**Task instructions:** The records below must be duplicated exactly, character for character.

**Entries taken from a collection:**

┏━━

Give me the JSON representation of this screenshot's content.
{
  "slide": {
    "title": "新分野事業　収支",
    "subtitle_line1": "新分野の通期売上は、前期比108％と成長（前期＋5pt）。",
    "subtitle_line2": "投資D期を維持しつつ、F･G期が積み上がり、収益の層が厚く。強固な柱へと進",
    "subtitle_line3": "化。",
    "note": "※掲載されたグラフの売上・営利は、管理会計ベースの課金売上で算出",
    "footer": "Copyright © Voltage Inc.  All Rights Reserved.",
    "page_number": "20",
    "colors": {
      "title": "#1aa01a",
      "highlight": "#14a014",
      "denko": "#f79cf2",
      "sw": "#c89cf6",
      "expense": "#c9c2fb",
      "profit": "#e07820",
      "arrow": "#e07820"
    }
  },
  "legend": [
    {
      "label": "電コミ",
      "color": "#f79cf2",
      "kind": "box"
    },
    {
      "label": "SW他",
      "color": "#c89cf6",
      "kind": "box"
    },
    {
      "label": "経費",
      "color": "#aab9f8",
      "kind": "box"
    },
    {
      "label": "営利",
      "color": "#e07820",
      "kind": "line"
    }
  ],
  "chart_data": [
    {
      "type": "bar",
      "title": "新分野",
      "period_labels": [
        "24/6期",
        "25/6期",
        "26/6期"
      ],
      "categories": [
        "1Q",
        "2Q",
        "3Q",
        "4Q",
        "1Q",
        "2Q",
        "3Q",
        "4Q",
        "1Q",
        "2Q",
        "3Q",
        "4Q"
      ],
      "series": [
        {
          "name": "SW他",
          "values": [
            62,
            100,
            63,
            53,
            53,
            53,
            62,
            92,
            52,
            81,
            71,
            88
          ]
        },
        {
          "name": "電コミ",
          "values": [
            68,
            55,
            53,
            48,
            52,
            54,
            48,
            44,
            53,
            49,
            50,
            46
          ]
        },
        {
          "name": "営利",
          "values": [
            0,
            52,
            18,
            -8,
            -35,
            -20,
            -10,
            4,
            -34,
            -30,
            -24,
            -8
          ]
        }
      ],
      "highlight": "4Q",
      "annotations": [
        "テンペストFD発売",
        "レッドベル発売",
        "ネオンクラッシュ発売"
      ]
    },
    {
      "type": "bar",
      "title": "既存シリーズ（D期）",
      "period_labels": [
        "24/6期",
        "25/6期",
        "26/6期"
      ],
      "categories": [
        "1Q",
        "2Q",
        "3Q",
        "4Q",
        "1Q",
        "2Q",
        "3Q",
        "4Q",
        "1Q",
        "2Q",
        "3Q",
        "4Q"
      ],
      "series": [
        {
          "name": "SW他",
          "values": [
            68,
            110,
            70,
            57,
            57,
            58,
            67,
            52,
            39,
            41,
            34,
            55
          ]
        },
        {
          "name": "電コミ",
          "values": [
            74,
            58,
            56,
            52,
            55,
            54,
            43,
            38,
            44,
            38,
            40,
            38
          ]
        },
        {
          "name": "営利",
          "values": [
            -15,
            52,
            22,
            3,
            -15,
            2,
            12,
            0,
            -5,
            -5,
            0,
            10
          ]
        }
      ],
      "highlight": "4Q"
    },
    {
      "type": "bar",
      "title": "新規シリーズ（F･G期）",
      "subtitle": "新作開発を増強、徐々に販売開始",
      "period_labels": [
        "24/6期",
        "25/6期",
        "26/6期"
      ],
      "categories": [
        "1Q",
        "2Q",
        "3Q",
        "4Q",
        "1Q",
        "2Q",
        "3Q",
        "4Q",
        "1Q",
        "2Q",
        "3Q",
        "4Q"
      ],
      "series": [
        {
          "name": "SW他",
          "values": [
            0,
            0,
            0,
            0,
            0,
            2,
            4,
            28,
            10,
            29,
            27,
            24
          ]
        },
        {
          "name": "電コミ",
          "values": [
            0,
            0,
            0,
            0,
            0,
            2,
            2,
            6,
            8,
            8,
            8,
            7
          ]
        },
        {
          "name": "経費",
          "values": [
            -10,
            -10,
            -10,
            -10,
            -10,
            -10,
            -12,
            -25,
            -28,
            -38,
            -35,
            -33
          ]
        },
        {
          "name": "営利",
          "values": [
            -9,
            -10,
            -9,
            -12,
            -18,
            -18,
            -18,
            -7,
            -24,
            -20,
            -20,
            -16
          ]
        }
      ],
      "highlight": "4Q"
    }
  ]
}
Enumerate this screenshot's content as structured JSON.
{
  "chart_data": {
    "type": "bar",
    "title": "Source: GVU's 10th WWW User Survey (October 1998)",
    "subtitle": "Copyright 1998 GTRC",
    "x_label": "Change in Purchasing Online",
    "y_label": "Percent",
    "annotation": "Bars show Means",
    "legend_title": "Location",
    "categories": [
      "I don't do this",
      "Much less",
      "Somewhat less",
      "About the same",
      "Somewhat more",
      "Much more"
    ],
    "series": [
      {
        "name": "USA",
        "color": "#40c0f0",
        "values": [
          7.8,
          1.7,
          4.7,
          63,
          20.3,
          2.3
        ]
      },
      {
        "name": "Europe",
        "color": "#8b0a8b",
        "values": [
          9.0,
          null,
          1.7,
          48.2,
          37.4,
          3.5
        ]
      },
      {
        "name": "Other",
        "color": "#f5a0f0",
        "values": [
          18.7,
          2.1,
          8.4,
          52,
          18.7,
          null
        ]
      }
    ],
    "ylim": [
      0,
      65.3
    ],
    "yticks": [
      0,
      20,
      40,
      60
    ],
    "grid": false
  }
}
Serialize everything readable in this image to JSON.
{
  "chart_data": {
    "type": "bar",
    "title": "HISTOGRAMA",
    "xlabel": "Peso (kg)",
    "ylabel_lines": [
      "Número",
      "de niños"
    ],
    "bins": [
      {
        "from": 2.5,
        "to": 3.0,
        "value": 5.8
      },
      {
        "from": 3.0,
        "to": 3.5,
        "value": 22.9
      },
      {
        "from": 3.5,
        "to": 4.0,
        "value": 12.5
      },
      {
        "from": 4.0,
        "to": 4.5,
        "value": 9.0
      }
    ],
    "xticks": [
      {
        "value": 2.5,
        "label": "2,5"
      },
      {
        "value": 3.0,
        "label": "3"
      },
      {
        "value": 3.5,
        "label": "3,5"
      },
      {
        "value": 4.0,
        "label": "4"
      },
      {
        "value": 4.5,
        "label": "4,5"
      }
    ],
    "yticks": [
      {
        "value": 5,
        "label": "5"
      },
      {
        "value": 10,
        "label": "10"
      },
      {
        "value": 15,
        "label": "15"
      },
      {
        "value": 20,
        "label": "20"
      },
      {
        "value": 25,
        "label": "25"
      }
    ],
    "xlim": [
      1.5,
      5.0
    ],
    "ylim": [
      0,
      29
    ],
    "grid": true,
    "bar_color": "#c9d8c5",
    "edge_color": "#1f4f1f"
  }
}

┗━━

**Output of the task:**
Give me the JSON representation of this screenshot's content.
{
  "slide": {
    "title": "新分野事業　収支",
    "subtitle_line1": "新分野の通期売上は、前期比108％と成長（前期＋5pt）。",
    "subtitle_line2": "投資D期を維持しつつ、F･G期が積み上がり、収益の層が厚く。強固な柱へと進",
    "subtitle_line3": "化。",
    "note": "※掲載されたグラフの売上・営利は、管理会計ベースの課金売上で算出",
    "footer": "Copyright © Voltage Inc.  All Rights Reserved.",
    "page_number": "20",
    "colors": {
      "title": "#1aa01a",
      "highlight": "#14a014",
      "denko": "#f79cf2",
      "sw": "#c89cf6",
      "expense": "#c9c2fb",
      "profit": "#e07820",
      "arrow": "#e07820"
    }
  },
  "legend": [
    {
      "label": "電コミ",
      "color": "#f79cf2",
      "kind": "box"
    },
    {
      "label": "SW他",
      "color": "#c89cf6",
      "kind": "box"
    },
    {
      "label": "経費",
      "color": "#aab9f8",
      "kind": "box"
    },
    {
      "label": "営利",
      "color": "#e07820",
      "kind": "line"
    }
  ],
  "chart_data": [
    {
      "type": "bar",
      "title": "新分野",
      "period_labels": [
        "24/6期",
        "25/6期",
        "26/6期"
      ],
      "categories": [
        "1Q",
        "2Q",
        "3Q",
        "4Q",
        "1Q",
        "2Q",
        "3Q",
        "4Q",
        "1Q",
        "2Q",
        "3Q",
        "4Q"
      ],
      "series": [
        {
          "name": "SW他",
          "values": [
            62,
            100,
            63,
            53,
            53,
            53,
            62,
            92,
            52,
            81,
            71,
            88
          ]
        },
        {
          "name": "電コミ",
          "values": [
            68,
            55,
            53,
            48,
            52,
            54,
            48,
            44,
            53,
            49,
            50,
            46
          ]
        },
        {
          "name": "営利",
          "values": [
            0,
            52,
            18,
            -8,
            -35,
            -20,
            -10,
            4,
            -34,
            -30,
            -24,
            -8
          ]
        }
      ],
      "highlight": "4Q",
      "annotations": [
        "テンペストFD発売",
        "レッドベル発売",
        "ネオンクラッシュ発売"
      ]
    },
    {
      "type": "bar",
      "title": "既存シリーズ（D期）",
      "period_labels": [
        "24/6期",
        "25/6期",
        "26/6期"
      ],
      "categories": [
        "1Q",
        "2Q",
        "3Q",
        "4Q",
        "1Q",
        "2Q",
        "3Q",
        "4Q",
        "1Q",
        "2Q",
        "3Q",
        "4Q"
      ],
      "series": [
        {
          "name": "SW他",
          "values": [
            68,
            110,
            70,
            57,
            57,
            58,
            67,
            52,
            39,
            41,
            34,
            55
          ]
        },
        {
          "name": "電コミ",
          "values": [
            74,
            58,
            56,
            52,
            55,
            54,
            43,
            38,
            44,
            38,
            40,
            38
          ]
        },
        {
          "name": "営利",
          "values": [
            -15,
            52,
            22,
            3,
            -15,
            2,
            12,
            0,
            -5,
            -5,
            0,
            10
          ]
        }
      ],
      "highlight": "4Q"
    },
    {
      "type": "bar",
      "title": "新規シリーズ（F･G期）",
      "subtitle": "新作開発を増強、徐々に販売開始",
      "period_labels": [
        "24/6期",
        "25/6期",
        "26/6期"
      ],
      "categories": [
        "1Q",
        "2Q",
        "3Q",
        "4Q",
        "1Q",
        "2Q",
        "3Q",
        "4Q",
        "1Q",
        "2Q",
        "3Q",
        "4Q"
      ],
      "series": [
        {
          "name": "SW他",
          "values": [
            0,
            0,
            0,
            0,
            0,
            2,
            4,
            28,
            10,
            29,
            27,
            24
          ]
        },
        {
          "name": "電コミ",
          "values": [
            0,
            0,
            0,
            0,
            0,
            2,
            2,
            6,
            8,
            8,
            8,
            7
          ]
        },
        {
          "name": "経費",
          "values": [
            -10,
            -10,
            -10,
            -10,
            -10,
            -10,
            -12,
            -25,
            -28,
            -38,
            -35,
            -33
          ]
        },
        {
          "name": "営利",
          "values": [
            -9,
            -10,
            -9,
            -12,
            -18,
            -18,
            -18,
            -7,
            -24,
            -20,
            -20,
            -16
          ]
        }
      ],
      "highlight": "4Q"
    }
  ]
}
Enumerate this screenshot's content as structured JSON.
{
  "chart_data": {
    "type": "bar",
    "title": "Source: GVU's 10th WWW User Survey (October 1998)",
    "subtitle": "Copyright 1998 GTRC",
    "x_label": "Change in Purchasing Online",
    "y_label": "Percent",
    "annotation": "Bars show Means",
    "legend_title": "Location",
    "categories": [
      "I don't do this",
      "Much less",
      "Somewhat less",
      "About the same",
      "Somewhat more",
      "Much more"
    ],
    "series": [
      {
        "name": "USA",
        "color": "#40c0f0",
        "values": [
          7.8,
          1.7,
          4.7,
          63,
          20.3,
          2.3
        ]
      },
      {
        "name": "Europe",
        "color": "#8b0a8b",
        "values": [
          9.0,
          null,
          1.7,
          48.2,
          37.4,
          3.5
        ]
      },
      {
        "name": "Other",
        "color": "#f5a0f0",
        "values": [
          18.7,
          2.1,
          8.4,
          52,
          18.7,
          null
        ]
      }
    ],
    "ylim": [
      0,
      65.3
    ],
    "yticks": [
      0,
      20,
      40,
      60
    ],
    "grid": false
  }
}
Serialize everything readable in this image to JSON.
{
  "chart_data": {
    "type": "bar",
    "title": "HISTOGRAMA",
    "xlabel": "Peso (kg)",
    "ylabel_lines": [
      "Número",
      "de niños"
    ],
    "bins": [
      {
        "from": 2.5,
        "to": 3.0,
        "value": 5.8
      },
      {
        "from": 3.0,
        "to": 3.5,
        "value": 22.9
      },
      {
        "from": 3.5,
        "to": 4.0,
        "value": 12.5
      },
      {
        "from": 4.0,
        "to": 4.5,
        "value": 9.0
      }
    ],
    "xticks": [
      {
        "value": 2.5,
        "label": "2,5"
      },
      {
        "value": 3.0,
        "label": "3"
      },
      {
        "value": 3.5,
        "label": "3,5"
      },
      {
        "value": 4.0,
        "label": "4"
      },
      {
        "value": 4.5,
        "label": "4,5"
      }
    ],
    "yticks": [
      {
        "value": 5,
        "label": "5"
      },
      {
        "value": 10,
        "label": "10"
      },
      {
        "value": 15,
        "label": "15"
      },
      {
        "value": 20,
        "label": "20"
      },
      {
        "value": 25,
        "label": "25"
      }
    ],
    "xlim": [
      1.5,
      5.0
    ],
    "ylim": [
      0,
      29
    ],
    "grid": true,
    "bar_color": "#c9d8c5",
    "edge_color": "#1f4f1f"
  }
}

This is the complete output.